- [Exercise prompt]:
Go through the lines below and copy each one that holds the string "object".

## Begin

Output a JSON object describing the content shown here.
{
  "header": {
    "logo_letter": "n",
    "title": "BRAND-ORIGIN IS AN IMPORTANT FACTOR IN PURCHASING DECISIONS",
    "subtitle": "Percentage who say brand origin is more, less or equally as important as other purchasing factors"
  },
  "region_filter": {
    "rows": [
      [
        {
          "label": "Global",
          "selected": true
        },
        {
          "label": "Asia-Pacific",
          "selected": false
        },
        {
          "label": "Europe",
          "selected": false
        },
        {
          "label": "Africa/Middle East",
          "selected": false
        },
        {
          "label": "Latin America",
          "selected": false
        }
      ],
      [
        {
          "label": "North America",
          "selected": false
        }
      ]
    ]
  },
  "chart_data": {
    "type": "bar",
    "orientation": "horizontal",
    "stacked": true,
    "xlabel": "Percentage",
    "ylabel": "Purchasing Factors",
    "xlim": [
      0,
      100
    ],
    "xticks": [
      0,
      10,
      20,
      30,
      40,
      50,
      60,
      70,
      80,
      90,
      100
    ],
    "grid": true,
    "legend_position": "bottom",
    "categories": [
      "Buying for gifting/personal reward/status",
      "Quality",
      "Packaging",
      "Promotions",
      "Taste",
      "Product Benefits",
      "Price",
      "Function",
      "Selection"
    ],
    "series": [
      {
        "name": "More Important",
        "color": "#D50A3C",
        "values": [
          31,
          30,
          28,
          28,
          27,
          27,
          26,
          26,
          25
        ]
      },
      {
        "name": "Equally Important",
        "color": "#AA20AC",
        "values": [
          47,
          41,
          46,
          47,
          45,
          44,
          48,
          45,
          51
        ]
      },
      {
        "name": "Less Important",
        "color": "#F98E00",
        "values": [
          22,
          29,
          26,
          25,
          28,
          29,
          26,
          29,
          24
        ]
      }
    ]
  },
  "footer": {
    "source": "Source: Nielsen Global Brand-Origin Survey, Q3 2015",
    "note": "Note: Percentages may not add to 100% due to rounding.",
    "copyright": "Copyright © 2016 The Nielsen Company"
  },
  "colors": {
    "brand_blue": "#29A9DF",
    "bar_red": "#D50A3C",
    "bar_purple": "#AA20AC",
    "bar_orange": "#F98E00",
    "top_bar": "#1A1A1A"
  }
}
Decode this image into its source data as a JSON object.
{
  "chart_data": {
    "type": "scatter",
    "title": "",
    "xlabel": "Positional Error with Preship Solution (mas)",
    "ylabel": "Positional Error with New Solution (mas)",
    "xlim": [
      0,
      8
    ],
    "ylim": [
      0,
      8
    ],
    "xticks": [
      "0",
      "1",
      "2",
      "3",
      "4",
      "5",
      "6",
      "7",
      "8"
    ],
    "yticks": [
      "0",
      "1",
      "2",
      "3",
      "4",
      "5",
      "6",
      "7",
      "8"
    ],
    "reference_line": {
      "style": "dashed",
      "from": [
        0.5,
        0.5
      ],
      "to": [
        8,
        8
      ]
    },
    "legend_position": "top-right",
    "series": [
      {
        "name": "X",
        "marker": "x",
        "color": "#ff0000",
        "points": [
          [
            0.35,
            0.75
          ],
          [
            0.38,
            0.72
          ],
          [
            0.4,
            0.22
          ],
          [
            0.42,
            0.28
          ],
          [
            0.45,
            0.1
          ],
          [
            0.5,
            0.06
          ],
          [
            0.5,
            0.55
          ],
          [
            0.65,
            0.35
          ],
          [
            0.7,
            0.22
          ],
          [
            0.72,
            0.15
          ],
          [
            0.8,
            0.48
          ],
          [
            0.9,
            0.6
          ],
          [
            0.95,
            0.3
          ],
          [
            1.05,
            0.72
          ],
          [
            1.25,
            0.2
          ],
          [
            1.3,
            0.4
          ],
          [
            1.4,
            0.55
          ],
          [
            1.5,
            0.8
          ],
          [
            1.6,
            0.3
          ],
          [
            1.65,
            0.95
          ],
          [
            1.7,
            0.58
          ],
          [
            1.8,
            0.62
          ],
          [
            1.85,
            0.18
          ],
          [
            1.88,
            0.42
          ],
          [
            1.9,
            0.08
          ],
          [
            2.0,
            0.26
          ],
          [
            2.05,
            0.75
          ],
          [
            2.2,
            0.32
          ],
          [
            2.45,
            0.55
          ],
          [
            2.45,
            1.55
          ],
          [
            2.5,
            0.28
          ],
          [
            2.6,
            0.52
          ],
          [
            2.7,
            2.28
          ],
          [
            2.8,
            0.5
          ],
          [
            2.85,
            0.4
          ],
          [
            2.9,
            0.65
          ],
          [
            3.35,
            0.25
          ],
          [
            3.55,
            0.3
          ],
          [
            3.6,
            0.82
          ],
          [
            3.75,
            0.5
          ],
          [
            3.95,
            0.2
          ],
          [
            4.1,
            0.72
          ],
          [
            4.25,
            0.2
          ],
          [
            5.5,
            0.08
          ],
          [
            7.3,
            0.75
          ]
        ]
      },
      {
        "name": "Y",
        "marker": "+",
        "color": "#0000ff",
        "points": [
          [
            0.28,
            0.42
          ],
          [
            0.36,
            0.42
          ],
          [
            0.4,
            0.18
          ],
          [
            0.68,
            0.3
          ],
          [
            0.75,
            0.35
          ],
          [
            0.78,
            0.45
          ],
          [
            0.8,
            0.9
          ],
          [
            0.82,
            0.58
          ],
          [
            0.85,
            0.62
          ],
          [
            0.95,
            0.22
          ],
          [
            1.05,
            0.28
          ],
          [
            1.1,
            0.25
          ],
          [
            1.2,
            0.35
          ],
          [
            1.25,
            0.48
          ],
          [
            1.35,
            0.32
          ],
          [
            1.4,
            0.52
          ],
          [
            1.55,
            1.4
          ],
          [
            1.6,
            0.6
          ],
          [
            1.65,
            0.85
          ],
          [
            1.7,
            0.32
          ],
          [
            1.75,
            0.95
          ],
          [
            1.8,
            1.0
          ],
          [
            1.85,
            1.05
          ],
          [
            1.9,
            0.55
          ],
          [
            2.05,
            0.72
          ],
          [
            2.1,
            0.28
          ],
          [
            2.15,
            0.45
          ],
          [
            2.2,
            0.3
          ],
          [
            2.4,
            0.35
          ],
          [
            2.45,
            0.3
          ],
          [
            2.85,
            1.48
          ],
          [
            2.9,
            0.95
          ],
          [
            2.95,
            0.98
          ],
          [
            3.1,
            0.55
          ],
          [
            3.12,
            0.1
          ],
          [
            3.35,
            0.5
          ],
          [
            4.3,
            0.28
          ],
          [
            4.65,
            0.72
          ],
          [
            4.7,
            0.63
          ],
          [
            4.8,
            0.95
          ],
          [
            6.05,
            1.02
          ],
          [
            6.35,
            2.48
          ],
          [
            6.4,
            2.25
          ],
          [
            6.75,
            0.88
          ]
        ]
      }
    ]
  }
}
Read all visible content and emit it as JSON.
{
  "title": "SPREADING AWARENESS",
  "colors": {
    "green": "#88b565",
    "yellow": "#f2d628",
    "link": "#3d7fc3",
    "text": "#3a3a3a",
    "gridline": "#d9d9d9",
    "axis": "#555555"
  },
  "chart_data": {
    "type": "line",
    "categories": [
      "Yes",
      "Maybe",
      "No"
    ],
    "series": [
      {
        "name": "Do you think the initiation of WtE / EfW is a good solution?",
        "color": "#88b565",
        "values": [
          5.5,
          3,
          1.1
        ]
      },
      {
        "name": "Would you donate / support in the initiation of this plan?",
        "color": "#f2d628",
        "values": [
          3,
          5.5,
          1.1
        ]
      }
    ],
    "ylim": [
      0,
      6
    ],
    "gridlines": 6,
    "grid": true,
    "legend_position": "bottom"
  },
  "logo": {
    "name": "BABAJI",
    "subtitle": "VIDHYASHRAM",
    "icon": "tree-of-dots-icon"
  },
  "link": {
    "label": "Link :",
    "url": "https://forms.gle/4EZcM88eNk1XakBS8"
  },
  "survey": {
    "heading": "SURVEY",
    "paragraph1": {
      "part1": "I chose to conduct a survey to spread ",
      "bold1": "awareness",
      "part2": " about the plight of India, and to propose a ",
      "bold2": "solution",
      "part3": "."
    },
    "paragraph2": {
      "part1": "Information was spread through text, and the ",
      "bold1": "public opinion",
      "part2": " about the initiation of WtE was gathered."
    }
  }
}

## End

- [Exercise solution]:
Output a JSON object describing the content shown here.
Decode this image into its source data as a JSON object.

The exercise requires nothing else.